Report back each line of the records that contains the string "теленка".
### Material supplied ###
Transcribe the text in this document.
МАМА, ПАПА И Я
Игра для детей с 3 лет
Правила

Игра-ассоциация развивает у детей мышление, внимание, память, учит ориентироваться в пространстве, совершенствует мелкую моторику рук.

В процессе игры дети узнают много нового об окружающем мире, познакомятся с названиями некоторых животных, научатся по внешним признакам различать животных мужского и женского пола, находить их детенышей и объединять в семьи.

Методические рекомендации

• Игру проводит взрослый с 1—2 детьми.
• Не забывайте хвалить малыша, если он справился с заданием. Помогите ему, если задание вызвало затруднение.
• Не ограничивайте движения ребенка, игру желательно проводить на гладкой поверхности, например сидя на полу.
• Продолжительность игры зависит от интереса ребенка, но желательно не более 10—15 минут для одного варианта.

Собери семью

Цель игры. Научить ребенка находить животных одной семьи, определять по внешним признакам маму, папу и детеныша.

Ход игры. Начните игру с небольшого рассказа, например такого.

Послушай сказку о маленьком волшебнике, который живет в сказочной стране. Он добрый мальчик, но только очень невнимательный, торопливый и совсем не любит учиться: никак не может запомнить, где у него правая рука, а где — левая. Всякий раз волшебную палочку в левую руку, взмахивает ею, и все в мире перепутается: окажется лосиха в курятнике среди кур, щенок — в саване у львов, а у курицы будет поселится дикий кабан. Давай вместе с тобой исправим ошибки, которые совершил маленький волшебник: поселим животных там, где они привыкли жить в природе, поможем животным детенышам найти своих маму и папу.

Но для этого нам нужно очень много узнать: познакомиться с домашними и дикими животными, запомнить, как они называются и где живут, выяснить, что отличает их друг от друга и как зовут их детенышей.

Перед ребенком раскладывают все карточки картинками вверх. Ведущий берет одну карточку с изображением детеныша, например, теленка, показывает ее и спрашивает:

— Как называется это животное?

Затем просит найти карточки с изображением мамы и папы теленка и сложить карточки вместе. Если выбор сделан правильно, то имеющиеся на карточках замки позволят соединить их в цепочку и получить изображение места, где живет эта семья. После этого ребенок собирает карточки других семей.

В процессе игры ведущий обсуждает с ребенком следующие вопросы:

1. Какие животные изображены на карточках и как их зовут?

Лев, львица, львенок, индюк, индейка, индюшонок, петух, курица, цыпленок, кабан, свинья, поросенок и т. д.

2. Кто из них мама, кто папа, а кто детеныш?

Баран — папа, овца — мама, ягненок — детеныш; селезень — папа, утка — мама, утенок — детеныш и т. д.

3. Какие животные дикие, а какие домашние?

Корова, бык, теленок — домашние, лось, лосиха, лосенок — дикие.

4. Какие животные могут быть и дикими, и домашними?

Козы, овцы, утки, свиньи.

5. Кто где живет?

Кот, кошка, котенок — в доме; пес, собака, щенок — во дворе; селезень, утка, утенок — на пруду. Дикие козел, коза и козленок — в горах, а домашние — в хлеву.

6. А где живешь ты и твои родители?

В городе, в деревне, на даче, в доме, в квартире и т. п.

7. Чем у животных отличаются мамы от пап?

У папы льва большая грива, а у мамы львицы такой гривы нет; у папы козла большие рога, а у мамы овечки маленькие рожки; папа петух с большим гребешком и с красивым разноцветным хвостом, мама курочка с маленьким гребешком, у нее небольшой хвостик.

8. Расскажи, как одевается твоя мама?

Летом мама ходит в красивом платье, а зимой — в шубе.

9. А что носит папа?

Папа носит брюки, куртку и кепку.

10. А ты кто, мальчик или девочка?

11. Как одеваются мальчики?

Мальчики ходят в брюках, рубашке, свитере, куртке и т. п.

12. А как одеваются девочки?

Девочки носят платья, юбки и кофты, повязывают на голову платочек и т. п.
###
### Material supplied ###
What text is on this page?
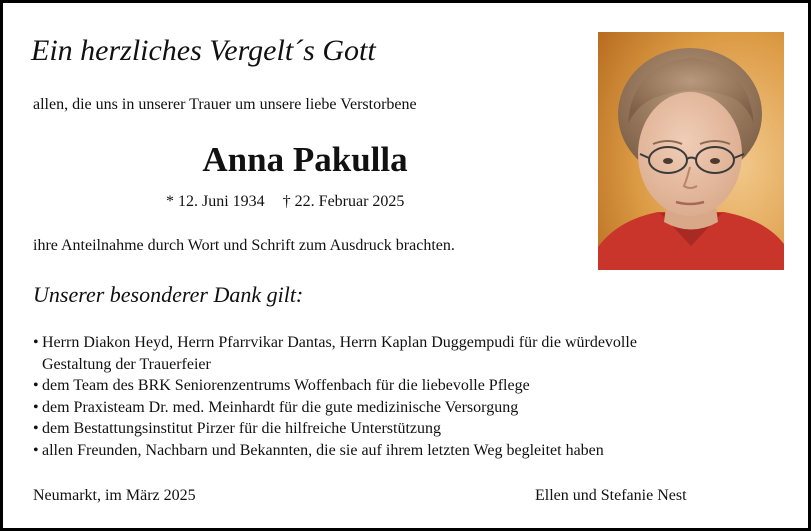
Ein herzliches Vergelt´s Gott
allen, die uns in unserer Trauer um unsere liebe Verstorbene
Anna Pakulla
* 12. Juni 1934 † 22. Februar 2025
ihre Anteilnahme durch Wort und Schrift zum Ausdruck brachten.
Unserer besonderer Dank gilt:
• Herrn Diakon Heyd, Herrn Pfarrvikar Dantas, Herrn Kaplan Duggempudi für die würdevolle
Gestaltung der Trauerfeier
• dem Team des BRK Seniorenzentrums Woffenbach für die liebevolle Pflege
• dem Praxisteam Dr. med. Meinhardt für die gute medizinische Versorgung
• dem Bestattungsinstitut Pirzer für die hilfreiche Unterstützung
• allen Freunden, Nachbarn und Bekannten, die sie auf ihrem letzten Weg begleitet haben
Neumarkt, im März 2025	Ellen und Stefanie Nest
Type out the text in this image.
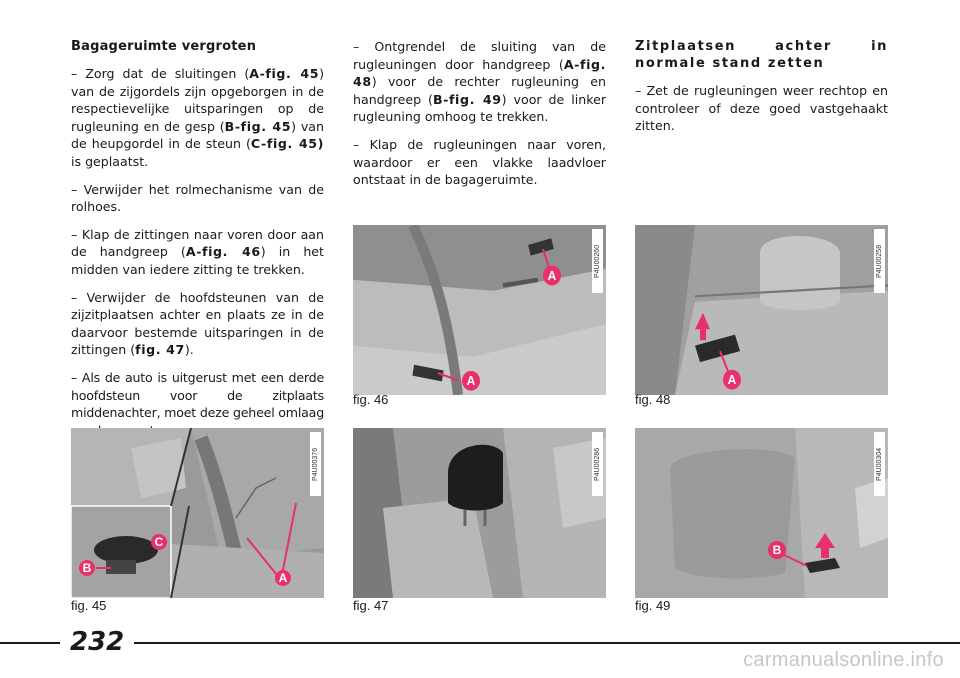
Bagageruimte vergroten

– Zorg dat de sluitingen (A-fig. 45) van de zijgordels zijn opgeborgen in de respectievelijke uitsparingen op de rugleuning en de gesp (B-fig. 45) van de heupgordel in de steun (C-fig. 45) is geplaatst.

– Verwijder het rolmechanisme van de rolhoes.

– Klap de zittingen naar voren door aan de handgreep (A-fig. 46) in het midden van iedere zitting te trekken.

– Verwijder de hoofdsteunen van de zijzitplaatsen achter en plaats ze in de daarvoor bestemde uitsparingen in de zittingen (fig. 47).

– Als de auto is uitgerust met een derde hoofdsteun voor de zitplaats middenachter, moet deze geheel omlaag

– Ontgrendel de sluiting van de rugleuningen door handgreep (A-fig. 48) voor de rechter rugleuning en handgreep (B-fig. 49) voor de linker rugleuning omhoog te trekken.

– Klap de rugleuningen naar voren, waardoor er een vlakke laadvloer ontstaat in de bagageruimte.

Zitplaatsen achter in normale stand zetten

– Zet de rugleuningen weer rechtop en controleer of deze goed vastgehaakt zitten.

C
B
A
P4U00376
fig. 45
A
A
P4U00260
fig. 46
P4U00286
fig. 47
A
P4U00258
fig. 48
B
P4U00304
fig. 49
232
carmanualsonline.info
###
* Exercise answer
Перед ребенком раскладывают все карточки картинками вверх. Ведущий берет одну карточку с изображением детеныша, например, теленка, показывает ее и спрашивает:
Затем просит найти карточки с изображением мамы и папы теленка и сложить карточки вместе. Если выбор сделан правильно, то имеющиеся на карточках замки позволят соединить их в цепочку и получить изображение места, где живет эта семья. После этого ребенок собирает карточки других семей.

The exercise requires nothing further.